**WHAT IS NEEDED:** In the entries below, find the lines that contain the word "lock" and copy them.
>> START
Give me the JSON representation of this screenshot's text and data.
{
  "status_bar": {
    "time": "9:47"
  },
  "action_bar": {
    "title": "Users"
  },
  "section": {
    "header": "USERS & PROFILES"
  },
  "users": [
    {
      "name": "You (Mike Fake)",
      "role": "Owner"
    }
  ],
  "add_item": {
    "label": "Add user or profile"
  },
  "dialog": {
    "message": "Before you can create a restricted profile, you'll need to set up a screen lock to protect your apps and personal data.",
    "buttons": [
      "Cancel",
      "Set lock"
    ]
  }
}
>> END
>> START
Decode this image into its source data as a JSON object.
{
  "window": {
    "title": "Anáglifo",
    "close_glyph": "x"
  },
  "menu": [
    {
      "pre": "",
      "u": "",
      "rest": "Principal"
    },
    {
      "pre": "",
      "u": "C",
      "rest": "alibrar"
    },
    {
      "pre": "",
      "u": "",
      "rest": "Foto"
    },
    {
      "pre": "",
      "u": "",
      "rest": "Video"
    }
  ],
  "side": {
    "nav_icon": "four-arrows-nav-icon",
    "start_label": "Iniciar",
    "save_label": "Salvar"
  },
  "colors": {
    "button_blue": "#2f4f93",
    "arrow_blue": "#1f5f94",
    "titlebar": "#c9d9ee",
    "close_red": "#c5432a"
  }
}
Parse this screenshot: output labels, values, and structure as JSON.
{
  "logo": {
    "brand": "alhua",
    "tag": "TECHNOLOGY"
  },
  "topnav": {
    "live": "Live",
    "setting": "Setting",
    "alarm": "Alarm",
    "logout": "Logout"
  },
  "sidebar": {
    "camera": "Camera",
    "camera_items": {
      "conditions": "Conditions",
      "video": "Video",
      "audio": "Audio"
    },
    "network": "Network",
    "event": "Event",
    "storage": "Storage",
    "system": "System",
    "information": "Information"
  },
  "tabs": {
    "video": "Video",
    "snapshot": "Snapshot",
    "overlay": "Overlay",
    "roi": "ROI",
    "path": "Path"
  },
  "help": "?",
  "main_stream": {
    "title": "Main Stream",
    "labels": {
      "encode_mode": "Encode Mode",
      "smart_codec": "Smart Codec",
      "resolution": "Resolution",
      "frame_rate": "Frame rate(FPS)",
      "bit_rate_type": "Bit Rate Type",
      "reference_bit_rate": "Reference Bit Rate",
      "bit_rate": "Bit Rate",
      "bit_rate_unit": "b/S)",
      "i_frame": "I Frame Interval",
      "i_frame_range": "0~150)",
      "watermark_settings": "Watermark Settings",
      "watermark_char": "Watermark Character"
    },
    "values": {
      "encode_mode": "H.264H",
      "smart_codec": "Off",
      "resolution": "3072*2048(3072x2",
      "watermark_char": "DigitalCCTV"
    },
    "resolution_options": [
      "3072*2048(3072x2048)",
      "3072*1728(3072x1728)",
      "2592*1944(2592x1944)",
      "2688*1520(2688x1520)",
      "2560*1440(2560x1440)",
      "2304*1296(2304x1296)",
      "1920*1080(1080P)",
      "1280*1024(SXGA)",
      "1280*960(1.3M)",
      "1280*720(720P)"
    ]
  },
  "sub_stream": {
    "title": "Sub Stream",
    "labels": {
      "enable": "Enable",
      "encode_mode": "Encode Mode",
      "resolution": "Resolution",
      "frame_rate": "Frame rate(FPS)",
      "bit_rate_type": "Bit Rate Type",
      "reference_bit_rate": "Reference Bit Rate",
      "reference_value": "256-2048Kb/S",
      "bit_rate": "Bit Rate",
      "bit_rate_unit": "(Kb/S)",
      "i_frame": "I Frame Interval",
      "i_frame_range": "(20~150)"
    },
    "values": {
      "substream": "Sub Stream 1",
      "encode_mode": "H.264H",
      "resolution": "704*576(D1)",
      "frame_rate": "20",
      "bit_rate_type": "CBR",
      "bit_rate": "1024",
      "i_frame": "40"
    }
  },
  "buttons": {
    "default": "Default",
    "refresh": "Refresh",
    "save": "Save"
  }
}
>> END
>> START
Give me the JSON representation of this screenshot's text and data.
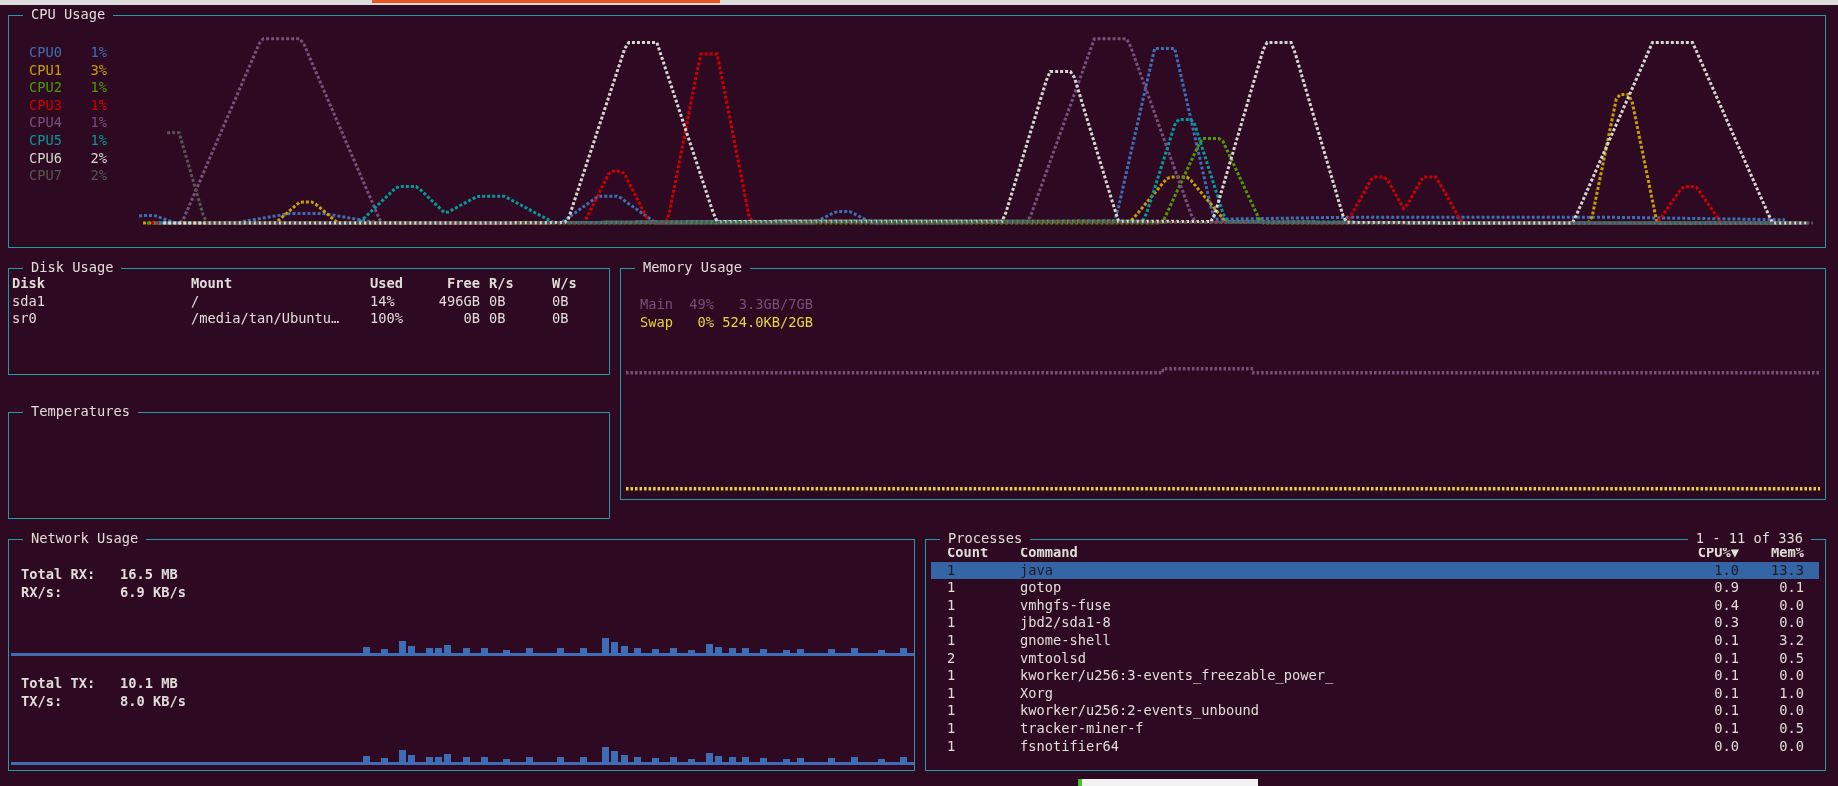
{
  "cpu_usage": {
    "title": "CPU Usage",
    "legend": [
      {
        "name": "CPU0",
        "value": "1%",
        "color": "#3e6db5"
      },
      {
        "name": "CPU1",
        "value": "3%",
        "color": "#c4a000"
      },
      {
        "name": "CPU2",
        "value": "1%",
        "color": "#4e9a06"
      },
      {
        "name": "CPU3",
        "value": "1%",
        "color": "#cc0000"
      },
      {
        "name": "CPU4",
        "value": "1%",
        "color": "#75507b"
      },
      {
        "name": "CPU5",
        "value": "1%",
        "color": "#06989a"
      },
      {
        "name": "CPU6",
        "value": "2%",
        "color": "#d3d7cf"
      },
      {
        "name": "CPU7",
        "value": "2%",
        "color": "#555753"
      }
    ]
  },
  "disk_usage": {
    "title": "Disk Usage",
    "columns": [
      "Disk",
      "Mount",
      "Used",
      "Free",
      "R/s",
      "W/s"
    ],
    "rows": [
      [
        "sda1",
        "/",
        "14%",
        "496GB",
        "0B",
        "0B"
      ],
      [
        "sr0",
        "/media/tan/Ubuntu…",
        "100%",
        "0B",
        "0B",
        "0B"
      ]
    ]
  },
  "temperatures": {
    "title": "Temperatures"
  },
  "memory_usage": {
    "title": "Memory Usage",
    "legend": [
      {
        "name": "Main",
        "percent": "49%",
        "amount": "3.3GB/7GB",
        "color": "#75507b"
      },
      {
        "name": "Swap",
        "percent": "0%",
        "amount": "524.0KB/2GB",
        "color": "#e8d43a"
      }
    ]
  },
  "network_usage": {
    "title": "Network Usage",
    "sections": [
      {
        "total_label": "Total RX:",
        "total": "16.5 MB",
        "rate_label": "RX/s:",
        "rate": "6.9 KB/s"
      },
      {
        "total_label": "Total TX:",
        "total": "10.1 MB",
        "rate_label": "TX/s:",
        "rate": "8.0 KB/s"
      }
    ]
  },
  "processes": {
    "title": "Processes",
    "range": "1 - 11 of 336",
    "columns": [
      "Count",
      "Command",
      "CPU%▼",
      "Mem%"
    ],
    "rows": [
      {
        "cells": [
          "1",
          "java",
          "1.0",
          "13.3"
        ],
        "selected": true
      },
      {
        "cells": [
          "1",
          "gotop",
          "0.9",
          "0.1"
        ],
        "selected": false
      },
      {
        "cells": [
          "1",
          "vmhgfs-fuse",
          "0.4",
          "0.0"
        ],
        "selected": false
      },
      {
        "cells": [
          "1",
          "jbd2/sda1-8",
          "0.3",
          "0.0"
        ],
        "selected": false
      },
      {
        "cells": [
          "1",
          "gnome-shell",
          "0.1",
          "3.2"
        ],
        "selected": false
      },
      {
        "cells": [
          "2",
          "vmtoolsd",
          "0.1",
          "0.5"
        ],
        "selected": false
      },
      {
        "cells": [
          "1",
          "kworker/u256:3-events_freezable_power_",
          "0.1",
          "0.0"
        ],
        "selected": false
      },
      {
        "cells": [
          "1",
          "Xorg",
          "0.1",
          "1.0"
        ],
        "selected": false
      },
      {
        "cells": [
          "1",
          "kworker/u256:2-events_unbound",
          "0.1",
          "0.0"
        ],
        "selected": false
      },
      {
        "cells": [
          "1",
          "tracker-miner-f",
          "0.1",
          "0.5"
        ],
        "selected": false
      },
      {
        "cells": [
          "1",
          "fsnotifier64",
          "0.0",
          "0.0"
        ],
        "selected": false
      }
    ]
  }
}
>> END
**SOLUTION TO THE EXERCISE:**
    "message": "Before you can create a restricted profile, you'll need to set up a screen lock to protect your apps and personal data.",
      "Set lock"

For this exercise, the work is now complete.